BEGIN
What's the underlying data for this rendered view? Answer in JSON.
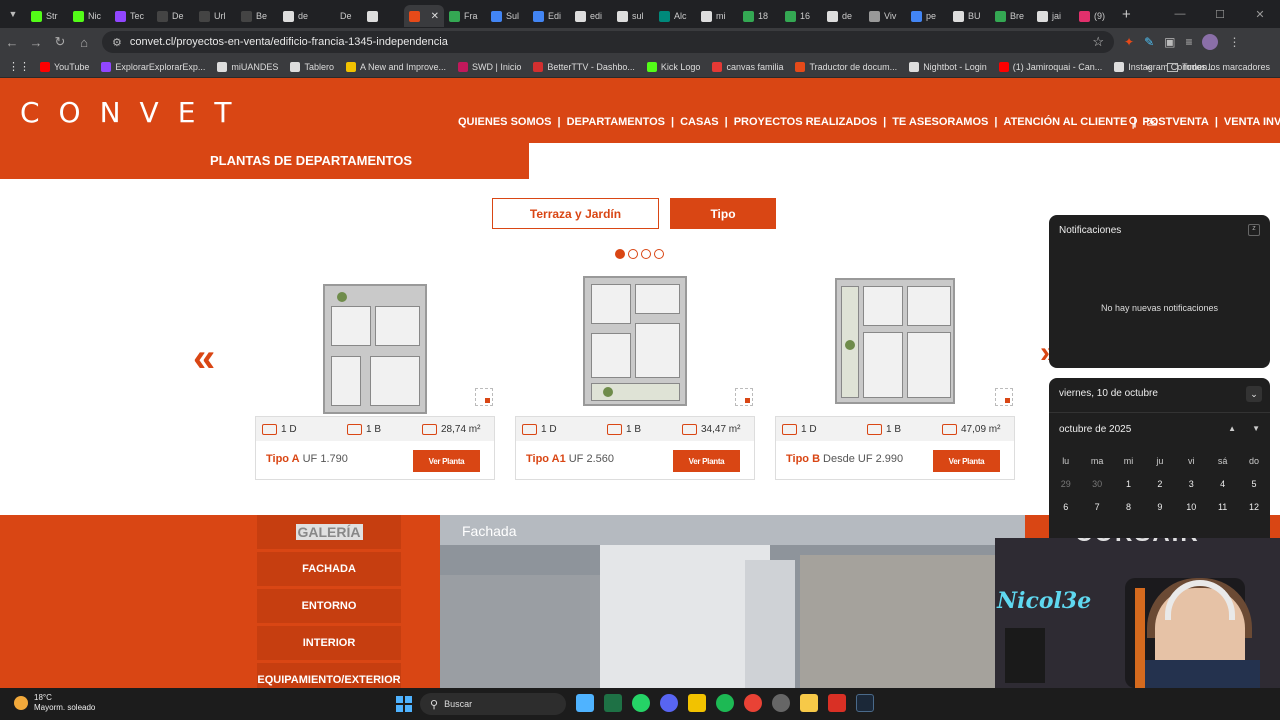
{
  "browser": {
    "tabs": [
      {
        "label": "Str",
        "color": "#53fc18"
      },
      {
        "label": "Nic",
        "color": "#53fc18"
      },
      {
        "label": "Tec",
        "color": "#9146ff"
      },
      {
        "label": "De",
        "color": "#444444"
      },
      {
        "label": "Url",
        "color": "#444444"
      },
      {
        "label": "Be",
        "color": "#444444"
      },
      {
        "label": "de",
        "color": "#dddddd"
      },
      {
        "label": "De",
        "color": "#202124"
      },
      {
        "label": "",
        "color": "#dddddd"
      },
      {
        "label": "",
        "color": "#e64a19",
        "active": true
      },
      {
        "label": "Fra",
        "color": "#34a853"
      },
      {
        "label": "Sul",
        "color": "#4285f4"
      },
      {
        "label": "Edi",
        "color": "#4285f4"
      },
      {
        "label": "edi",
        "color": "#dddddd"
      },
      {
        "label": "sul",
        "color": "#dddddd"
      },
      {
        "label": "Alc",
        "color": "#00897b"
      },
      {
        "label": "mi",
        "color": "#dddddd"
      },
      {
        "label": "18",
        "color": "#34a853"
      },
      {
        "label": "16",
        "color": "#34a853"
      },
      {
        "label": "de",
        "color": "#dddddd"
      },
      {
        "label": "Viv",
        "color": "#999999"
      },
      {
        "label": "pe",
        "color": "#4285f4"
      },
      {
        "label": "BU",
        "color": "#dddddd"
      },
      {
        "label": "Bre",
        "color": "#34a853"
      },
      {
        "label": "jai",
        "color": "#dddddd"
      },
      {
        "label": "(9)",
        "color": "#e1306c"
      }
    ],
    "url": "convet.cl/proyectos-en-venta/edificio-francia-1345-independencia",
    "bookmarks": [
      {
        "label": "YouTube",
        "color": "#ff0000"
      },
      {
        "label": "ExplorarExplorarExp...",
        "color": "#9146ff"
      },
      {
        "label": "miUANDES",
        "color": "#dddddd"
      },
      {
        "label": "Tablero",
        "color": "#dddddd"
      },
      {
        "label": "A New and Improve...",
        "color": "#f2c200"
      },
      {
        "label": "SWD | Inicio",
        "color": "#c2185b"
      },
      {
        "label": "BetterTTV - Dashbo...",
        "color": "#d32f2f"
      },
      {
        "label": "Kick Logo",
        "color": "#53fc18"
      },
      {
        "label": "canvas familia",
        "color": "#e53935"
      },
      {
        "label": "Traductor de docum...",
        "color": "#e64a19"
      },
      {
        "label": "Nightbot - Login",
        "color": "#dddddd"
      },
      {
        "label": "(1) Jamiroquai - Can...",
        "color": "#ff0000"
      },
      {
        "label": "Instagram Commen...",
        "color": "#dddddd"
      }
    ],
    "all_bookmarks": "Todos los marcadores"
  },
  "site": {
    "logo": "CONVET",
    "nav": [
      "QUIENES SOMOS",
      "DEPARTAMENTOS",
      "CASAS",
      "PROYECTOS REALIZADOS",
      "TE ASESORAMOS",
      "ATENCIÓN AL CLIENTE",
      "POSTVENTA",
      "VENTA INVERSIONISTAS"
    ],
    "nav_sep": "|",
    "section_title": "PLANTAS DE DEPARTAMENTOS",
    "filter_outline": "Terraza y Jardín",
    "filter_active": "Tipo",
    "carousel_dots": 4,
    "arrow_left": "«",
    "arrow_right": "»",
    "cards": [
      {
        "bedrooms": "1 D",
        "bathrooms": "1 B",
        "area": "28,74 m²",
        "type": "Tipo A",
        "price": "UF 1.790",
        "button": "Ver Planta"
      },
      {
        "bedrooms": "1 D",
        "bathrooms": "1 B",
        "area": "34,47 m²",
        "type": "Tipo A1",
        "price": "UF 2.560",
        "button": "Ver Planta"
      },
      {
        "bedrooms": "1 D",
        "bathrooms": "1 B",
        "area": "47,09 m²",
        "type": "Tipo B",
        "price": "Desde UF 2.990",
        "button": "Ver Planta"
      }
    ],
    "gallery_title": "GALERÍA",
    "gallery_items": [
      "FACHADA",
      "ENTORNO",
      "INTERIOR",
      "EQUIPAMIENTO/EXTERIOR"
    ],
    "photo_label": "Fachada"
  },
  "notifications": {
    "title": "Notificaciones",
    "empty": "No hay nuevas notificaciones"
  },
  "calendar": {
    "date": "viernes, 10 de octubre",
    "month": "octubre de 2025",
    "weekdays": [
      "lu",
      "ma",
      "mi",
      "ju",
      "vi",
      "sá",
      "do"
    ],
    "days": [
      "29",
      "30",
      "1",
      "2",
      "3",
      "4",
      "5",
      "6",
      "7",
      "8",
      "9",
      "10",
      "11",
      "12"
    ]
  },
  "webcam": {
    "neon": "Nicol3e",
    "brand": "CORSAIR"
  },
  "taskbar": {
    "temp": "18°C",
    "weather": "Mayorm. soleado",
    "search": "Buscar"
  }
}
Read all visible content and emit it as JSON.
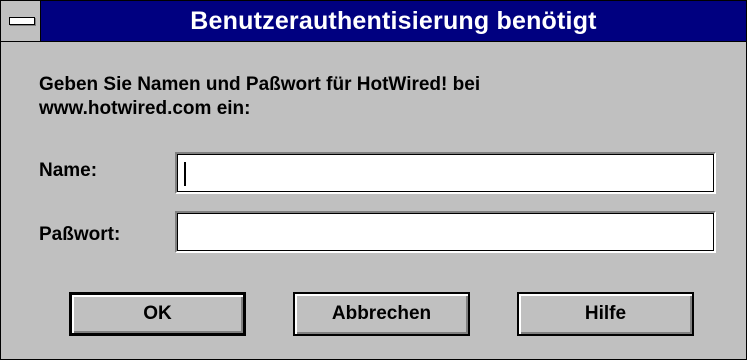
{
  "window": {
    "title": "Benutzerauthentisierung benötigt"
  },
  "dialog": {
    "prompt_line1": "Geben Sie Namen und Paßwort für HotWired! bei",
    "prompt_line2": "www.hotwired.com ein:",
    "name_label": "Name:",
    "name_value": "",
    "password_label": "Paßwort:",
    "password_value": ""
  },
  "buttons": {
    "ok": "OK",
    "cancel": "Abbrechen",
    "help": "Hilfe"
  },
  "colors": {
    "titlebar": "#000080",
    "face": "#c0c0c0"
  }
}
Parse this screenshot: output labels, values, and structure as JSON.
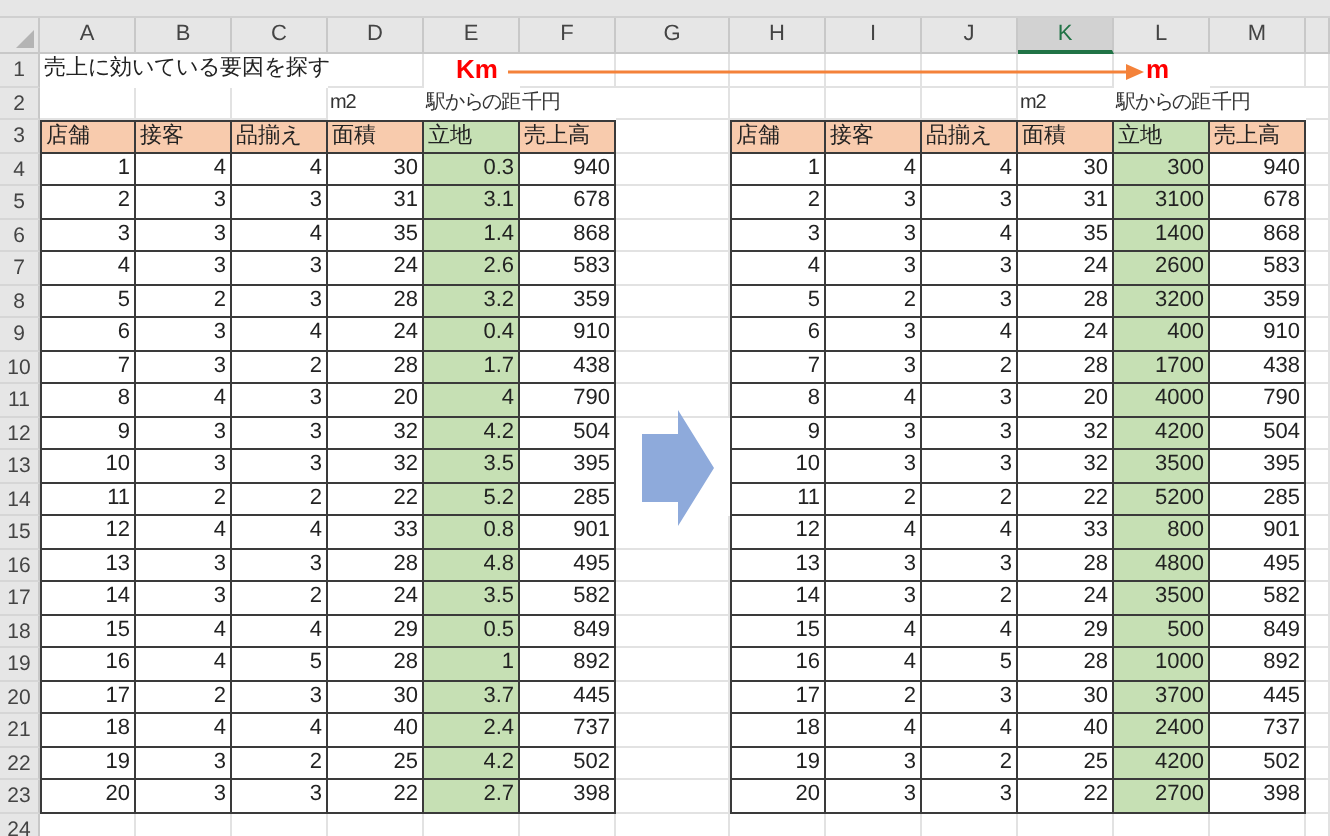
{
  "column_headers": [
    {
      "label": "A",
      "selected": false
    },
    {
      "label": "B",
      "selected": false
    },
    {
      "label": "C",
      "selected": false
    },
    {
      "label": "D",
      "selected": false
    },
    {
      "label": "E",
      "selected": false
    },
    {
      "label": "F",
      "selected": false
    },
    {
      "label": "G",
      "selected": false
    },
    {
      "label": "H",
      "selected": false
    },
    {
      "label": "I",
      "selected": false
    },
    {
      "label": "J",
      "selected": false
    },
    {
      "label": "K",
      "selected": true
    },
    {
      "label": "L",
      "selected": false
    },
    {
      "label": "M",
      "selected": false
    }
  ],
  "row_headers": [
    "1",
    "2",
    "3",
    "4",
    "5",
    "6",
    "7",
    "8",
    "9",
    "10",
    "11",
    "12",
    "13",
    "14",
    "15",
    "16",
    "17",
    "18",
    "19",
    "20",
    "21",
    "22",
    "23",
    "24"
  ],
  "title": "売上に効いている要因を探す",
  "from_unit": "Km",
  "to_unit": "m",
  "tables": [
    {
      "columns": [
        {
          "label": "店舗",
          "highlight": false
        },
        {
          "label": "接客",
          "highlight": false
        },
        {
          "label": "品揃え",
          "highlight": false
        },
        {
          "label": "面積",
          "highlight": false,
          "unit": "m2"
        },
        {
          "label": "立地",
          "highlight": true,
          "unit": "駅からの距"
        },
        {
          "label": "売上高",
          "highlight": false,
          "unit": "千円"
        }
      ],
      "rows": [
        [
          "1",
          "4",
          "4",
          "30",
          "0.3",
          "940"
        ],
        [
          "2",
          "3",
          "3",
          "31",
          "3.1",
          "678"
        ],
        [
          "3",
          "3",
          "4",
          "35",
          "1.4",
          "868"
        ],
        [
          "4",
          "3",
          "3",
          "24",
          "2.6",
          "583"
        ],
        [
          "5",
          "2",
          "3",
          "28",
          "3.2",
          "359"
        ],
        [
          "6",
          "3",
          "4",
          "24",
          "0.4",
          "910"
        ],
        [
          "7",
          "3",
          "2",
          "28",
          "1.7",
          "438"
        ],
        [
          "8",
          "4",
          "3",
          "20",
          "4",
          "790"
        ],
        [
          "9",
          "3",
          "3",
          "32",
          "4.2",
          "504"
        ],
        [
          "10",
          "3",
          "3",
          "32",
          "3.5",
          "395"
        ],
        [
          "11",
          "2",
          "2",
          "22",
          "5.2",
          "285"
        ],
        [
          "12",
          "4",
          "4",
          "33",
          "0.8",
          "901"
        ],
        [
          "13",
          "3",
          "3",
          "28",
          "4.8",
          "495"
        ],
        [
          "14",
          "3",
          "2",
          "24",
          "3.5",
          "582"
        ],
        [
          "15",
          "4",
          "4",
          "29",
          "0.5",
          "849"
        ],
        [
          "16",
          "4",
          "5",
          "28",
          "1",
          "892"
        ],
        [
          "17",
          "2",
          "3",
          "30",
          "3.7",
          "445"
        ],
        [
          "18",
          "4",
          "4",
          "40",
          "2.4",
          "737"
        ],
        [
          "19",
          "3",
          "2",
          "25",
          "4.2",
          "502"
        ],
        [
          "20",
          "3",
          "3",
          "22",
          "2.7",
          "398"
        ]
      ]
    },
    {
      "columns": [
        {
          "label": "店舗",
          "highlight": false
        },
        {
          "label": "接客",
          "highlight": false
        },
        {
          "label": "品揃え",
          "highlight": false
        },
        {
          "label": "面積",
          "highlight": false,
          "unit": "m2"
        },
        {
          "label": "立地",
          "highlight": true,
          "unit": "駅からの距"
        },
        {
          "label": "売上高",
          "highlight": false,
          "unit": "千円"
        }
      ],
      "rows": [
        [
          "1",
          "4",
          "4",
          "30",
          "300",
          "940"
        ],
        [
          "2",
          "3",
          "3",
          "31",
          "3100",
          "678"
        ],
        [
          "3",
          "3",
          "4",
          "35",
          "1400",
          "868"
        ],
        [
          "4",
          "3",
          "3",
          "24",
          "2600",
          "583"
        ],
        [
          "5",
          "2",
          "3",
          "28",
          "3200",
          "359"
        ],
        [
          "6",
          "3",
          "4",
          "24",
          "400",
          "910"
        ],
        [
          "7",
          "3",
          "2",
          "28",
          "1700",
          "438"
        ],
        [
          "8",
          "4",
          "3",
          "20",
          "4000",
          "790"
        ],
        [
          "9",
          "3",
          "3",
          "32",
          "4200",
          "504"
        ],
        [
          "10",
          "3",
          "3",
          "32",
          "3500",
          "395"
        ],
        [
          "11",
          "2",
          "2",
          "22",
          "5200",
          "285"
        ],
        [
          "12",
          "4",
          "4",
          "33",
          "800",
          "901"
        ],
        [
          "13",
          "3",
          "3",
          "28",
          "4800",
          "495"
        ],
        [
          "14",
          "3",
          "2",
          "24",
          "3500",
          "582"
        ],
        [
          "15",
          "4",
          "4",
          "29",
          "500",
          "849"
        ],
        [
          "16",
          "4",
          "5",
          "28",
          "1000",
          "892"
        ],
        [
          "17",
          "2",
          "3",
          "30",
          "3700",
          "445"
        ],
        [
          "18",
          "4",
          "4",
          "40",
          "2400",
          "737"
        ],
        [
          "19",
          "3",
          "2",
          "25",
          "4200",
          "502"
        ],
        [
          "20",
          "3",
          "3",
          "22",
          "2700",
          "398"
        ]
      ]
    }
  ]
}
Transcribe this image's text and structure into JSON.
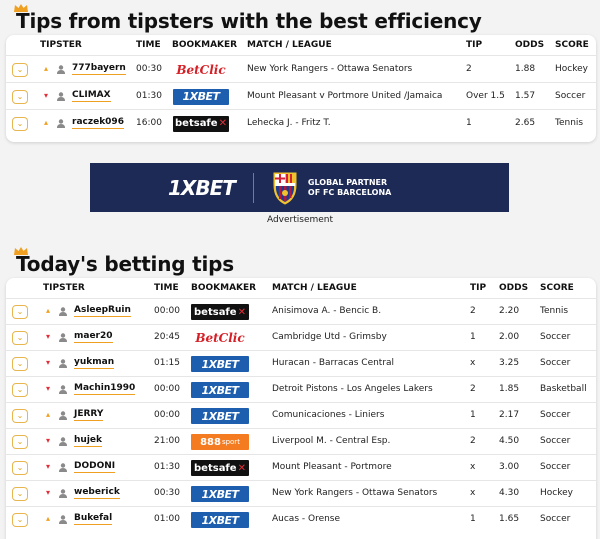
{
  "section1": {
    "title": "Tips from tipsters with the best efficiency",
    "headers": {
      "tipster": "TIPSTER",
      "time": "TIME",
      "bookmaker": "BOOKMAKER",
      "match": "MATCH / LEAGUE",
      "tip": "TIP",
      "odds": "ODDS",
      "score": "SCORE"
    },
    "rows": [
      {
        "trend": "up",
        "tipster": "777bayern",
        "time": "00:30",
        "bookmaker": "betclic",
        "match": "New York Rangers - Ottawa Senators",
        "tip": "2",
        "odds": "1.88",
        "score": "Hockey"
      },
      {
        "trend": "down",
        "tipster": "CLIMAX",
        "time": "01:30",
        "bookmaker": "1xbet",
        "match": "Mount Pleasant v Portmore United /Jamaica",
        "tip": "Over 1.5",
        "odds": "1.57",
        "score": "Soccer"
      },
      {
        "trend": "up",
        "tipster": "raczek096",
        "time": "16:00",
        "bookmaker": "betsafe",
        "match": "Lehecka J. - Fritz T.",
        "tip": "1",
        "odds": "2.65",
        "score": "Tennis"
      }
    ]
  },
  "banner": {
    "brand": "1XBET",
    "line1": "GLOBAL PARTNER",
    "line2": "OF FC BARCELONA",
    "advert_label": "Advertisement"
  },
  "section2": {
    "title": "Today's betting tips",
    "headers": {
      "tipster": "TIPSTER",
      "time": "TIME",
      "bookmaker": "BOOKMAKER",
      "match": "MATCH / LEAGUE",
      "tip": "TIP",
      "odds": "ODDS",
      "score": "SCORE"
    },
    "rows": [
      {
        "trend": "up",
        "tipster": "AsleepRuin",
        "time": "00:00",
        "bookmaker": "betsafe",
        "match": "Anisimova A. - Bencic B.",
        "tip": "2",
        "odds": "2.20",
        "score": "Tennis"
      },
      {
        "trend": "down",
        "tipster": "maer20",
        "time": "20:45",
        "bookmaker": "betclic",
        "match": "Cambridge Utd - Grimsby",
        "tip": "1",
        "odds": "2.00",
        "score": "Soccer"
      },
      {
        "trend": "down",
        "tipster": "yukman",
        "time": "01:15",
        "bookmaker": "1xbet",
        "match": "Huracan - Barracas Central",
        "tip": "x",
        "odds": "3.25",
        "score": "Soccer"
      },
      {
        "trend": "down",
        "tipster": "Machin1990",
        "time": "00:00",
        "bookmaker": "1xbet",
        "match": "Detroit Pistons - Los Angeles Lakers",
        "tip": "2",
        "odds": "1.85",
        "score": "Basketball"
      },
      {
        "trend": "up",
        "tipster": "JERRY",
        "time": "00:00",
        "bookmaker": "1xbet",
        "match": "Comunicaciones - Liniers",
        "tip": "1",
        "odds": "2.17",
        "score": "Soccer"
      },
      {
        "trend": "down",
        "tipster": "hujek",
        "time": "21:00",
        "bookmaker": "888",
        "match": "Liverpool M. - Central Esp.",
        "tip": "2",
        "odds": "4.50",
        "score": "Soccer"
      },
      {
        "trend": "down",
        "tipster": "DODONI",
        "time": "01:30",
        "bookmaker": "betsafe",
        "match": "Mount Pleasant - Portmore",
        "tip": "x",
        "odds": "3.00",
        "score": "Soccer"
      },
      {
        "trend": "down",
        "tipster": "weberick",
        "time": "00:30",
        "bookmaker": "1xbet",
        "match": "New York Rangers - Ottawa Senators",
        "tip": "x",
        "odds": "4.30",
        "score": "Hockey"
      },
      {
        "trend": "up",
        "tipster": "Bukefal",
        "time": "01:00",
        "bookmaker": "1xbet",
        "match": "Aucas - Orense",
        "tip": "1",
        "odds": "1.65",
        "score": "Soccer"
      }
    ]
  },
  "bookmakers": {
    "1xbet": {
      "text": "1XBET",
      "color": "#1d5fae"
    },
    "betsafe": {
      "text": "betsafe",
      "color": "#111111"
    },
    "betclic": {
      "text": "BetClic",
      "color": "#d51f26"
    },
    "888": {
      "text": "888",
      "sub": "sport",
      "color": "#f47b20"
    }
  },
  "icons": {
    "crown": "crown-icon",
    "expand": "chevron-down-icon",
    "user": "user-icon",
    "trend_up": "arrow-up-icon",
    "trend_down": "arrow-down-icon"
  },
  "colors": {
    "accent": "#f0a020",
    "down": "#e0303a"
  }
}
END
**WHAT YOU WILL DO:**
The answer must consist solely of the number of lines in the entries that contain the word "octubre".

**ANSWER TO THE EXERCISE:**
2